_TASK PROMPT:_
Transcribe the records below exactly.
>> Begin DATASET ROWS
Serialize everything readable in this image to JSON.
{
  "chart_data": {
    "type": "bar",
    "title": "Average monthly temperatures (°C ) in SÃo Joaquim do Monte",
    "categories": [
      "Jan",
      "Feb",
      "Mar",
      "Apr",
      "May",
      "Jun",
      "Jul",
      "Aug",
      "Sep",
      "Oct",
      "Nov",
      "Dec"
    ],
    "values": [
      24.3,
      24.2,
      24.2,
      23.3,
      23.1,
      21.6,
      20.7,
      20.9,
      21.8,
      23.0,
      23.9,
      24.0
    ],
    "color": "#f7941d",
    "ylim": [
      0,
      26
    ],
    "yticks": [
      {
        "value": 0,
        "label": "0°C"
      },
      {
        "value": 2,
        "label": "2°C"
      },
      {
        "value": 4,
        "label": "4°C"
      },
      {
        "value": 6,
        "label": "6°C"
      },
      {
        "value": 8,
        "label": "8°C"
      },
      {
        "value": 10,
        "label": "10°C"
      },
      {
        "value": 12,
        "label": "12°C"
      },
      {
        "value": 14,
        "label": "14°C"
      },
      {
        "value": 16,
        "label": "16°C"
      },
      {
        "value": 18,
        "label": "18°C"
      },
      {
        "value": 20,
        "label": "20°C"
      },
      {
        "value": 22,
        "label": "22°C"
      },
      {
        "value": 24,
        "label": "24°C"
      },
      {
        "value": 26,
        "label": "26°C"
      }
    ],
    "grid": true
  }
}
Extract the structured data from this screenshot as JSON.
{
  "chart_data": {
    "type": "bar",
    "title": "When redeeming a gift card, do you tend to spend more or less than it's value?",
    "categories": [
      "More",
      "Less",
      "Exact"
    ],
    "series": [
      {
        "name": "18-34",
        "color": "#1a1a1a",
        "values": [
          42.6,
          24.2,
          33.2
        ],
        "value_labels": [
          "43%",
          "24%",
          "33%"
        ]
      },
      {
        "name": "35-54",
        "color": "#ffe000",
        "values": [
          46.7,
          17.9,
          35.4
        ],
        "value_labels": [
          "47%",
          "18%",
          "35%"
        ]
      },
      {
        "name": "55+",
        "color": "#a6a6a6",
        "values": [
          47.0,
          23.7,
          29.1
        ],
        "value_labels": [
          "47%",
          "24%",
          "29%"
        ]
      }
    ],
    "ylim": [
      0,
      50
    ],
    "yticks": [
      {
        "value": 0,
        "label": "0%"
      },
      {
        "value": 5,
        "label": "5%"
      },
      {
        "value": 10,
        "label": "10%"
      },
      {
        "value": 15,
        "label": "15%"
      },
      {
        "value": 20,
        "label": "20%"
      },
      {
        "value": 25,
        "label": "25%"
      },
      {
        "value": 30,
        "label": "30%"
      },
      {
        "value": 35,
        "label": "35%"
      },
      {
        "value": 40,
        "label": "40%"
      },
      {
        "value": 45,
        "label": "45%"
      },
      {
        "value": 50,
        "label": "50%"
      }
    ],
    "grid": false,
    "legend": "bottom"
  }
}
>> End DATASET ROWS
_TASK SOLUTION:_
Serialize everything readable in this image to JSON.
{
  "chart_data": {
    "type": "bar",
    "title": "Average monthly temperatures (°C ) in SÃo Joaquim do Monte",
    "categories": [
      "Jan",
      "Feb",
      "Mar",
      "Apr",
      "May",
      "Jun",
      "Jul",
      "Aug",
      "Sep",
      "Oct",
      "Nov",
      "Dec"
    ],
    "values": [
      24.3,
      24.2,
      24.2,
      23.3,
      23.1,
      21.6,
      20.7,
      20.9,
      21.8,
      23.0,
      23.9,
      24.0
    ],
    "color": "#f7941d",
    "ylim": [
      0,
      26
    ],
    "yticks": [
      {
        "value": 0,
        "label": "0°C"
      },
      {
        "value": 2,
        "label": "2°C"
      },
      {
        "value": 4,
        "label": "4°C"
      },
      {
        "value": 6,
        "label": "6°C"
      },
      {
        "value": 8,
        "label": "8°C"
      },
      {
        "value": 10,
        "label": "10°C"
      },
      {
        "value": 12,
        "label": "12°C"
      },
      {
        "value": 14,
        "label": "14°C"
      },
      {
        "value": 16,
        "label": "16°C"
      },
      {
        "value": 18,
        "label": "18°C"
      },
      {
        "value": 20,
        "label": "20°C"
      },
      {
        "value": 22,
        "label": "22°C"
      },
      {
        "value": 24,
        "label": "24°C"
      },
      {
        "value": 26,
        "label": "26°C"
      }
    ],
    "grid": true
  }
}
Extract the structured data from this screenshot as JSON.
{
  "chart_data": {
    "type": "bar",
    "title": "When redeeming a gift card, do you tend to spend more or less than it's value?",
    "categories": [
      "More",
      "Less",
      "Exact"
    ],
    "series": [
      {
        "name": "18-34",
        "color": "#1a1a1a",
        "values": [
          42.6,
          24.2,
          33.2
        ],
        "value_labels": [
          "43%",
          "24%",
          "33%"
        ]
      },
      {
        "name": "35-54",
        "color": "#ffe000",
        "values": [
          46.7,
          17.9,
          35.4
        ],
        "value_labels": [
          "47%",
          "18%",
          "35%"
        ]
      },
      {
        "name": "55+",
        "color": "#a6a6a6",
        "values": [
          47.0,
          23.7,
          29.1
        ],
        "value_labels": [
          "47%",
          "24%",
          "29%"
        ]
      }
    ],
    "ylim": [
      0,
      50
    ],
    "yticks": [
      {
        "value": 0,
        "label": "0%"
      },
      {
        "value": 5,
        "label": "5%"
      },
      {
        "value": 10,
        "label": "10%"
      },
      {
        "value": 15,
        "label": "15%"
      },
      {
        "value": 20,
        "label": "20%"
      },
      {
        "value": 25,
        "label": "25%"
      },
      {
        "value": 30,
        "label": "30%"
      },
      {
        "value": 35,
        "label": "35%"
      },
      {
        "value": 40,
        "label": "40%"
      },
      {
        "value": 45,
        "label": "45%"
      },
      {
        "value": 50,
        "label": "50%"
      }
    ],
    "grid": false,
    "legend": "bottom"
  }
}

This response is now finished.